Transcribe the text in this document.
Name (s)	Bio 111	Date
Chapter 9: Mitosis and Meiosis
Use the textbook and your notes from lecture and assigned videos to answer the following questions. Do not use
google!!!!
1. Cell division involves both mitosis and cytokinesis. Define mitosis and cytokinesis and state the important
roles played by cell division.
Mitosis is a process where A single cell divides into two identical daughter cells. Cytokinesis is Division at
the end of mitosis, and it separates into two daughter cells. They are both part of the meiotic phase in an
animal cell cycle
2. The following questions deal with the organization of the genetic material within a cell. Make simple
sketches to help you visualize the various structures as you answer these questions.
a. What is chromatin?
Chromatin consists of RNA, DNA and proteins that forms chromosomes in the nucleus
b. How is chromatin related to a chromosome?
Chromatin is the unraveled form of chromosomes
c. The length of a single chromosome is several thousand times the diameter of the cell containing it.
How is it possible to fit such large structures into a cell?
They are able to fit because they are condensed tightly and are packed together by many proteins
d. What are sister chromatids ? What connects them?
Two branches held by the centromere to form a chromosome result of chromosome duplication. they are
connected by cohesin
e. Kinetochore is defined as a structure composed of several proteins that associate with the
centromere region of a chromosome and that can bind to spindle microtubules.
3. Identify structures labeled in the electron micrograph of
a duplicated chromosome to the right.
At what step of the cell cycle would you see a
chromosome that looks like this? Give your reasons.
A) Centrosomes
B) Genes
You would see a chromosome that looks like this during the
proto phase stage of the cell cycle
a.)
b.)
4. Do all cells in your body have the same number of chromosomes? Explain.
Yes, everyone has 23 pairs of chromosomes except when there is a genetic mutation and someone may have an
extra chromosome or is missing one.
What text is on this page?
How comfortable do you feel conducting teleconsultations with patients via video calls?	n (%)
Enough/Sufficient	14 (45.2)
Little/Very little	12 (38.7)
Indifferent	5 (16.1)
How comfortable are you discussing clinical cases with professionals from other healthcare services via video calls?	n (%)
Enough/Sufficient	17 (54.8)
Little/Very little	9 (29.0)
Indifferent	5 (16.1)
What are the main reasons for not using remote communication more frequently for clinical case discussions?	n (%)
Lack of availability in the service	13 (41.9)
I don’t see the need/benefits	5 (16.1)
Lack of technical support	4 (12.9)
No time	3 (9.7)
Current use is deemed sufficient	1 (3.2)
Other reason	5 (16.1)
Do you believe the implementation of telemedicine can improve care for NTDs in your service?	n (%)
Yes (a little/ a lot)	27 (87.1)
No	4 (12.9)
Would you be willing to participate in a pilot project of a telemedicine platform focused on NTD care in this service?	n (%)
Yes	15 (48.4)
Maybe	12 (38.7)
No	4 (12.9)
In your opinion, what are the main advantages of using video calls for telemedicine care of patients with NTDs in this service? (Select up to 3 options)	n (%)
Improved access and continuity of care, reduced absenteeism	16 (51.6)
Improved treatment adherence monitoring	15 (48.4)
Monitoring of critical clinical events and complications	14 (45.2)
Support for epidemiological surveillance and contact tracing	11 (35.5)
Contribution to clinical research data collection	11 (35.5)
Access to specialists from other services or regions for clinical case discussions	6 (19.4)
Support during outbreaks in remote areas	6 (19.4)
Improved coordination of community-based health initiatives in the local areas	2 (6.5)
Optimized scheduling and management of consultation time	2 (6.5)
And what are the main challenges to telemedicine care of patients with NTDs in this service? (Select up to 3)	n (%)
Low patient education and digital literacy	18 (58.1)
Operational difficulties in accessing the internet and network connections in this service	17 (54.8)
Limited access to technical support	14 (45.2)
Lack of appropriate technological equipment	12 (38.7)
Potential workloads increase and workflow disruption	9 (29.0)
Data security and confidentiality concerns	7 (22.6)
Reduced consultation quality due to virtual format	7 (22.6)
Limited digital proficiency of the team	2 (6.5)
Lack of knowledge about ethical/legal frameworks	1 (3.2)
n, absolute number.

-*-*-

What you are asked to do
Exactly as they stand above, write out all the entries again.

Written response
Transcribe the text in this document.
Name (s)	Bio 111	Date
Chapter 9: Mitosis and Meiosis
Use the textbook and your notes from lecture and assigned videos to answer the following questions. Do not use
google!!!!
1. Cell division involves both mitosis and cytokinesis. Define mitosis and cytokinesis and state the important
roles played by cell division.
Mitosis is a process where A single cell divides into two identical daughter cells. Cytokinesis is Division at
the end of mitosis, and it separates into two daughter cells. They are both part of the meiotic phase in an
animal cell cycle
2. The following questions deal with the organization of the genetic material within a cell. Make simple
sketches to help you visualize the various structures as you answer these questions.
a. What is chromatin?
Chromatin consists of RNA, DNA and proteins that forms chromosomes in the nucleus
b. How is chromatin related to a chromosome?
Chromatin is the unraveled form of chromosomes
c. The length of a single chromosome is several thousand times the diameter of the cell containing it.
How is it possible to fit such large structures into a cell?
They are able to fit because they are condensed tightly and are packed together by many proteins
d. What are sister chromatids ? What connects them?
Two branches held by the centromere to form a chromosome result of chromosome duplication. they are
connected by cohesin
e. Kinetochore is defined as a structure composed of several proteins that associate with the
centromere region of a chromosome and that can bind to spindle microtubules.
3. Identify structures labeled in the electron micrograph of
a duplicated chromosome to the right.
At what step of the cell cycle would you see a
chromosome that looks like this? Give your reasons.
A) Centrosomes
B) Genes
You would see a chromosome that looks like this during the
proto phase stage of the cell cycle
a.)
b.)
4. Do all cells in your body have the same number of chromosomes? Explain.
Yes, everyone has 23 pairs of chromosomes except when there is a genetic mutation and someone may have an
extra chromosome or is missing one.
What text is on this page?
How comfortable do you feel conducting teleconsultations with patients via video calls?	n (%)
Enough/Sufficient	14 (45.2)
Little/Very little	12 (38.7)
Indifferent	5 (16.1)
How comfortable are you discussing clinical cases with professionals from other healthcare services via video calls?	n (%)
Enough/Sufficient	17 (54.8)
Little/Very little	9 (29.0)
Indifferent	5 (16.1)
What are the main reasons for not using remote communication more frequently for clinical case discussions?	n (%)
Lack of availability in the service	13 (41.9)
I don’t see the need/benefits	5 (16.1)
Lack of technical support	4 (12.9)
No time	3 (9.7)
Current use is deemed sufficient	1 (3.2)
Other reason	5 (16.1)
Do you believe the implementation of telemedicine can improve care for NTDs in your service?	n (%)
Yes (a little/ a lot)	27 (87.1)
No	4 (12.9)
Would you be willing to participate in a pilot project of a telemedicine platform focused on NTD care in this service?	n (%)
Yes	15 (48.4)
Maybe	12 (38.7)
No	4 (12.9)
In your opinion, what are the main advantages of using video calls for telemedicine care of patients with NTDs in this service? (Select up to 3 options)	n (%)
Improved access and continuity of care, reduced absenteeism	16 (51.6)
Improved treatment adherence monitoring	15 (48.4)
Monitoring of critical clinical events and complications	14 (45.2)
Support for epidemiological surveillance and contact tracing	11 (35.5)
Contribution to clinical research data collection	11 (35.5)
Access to specialists from other services or regions for clinical case discussions	6 (19.4)
Support during outbreaks in remote areas	6 (19.4)
Improved coordination of community-based health initiatives in the local areas	2 (6.5)
Optimized scheduling and management of consultation time	2 (6.5)
And what are the main challenges to telemedicine care of patients with NTDs in this service? (Select up to 3)	n (%)
Low patient education and digital literacy	18 (58.1)
Operational difficulties in accessing the internet and network connections in this service	17 (54.8)
Limited access to technical support	14 (45.2)
Lack of appropriate technological equipment	12 (38.7)
Potential workloads increase and workflow disruption	9 (29.0)
Data security and confidentiality concerns	7 (22.6)
Reduced consultation quality due to virtual format	7 (22.6)
Limited digital proficiency of the team	2 (6.5)
Lack of knowledge about ethical/legal frameworks	1 (3.2)
n, absolute number.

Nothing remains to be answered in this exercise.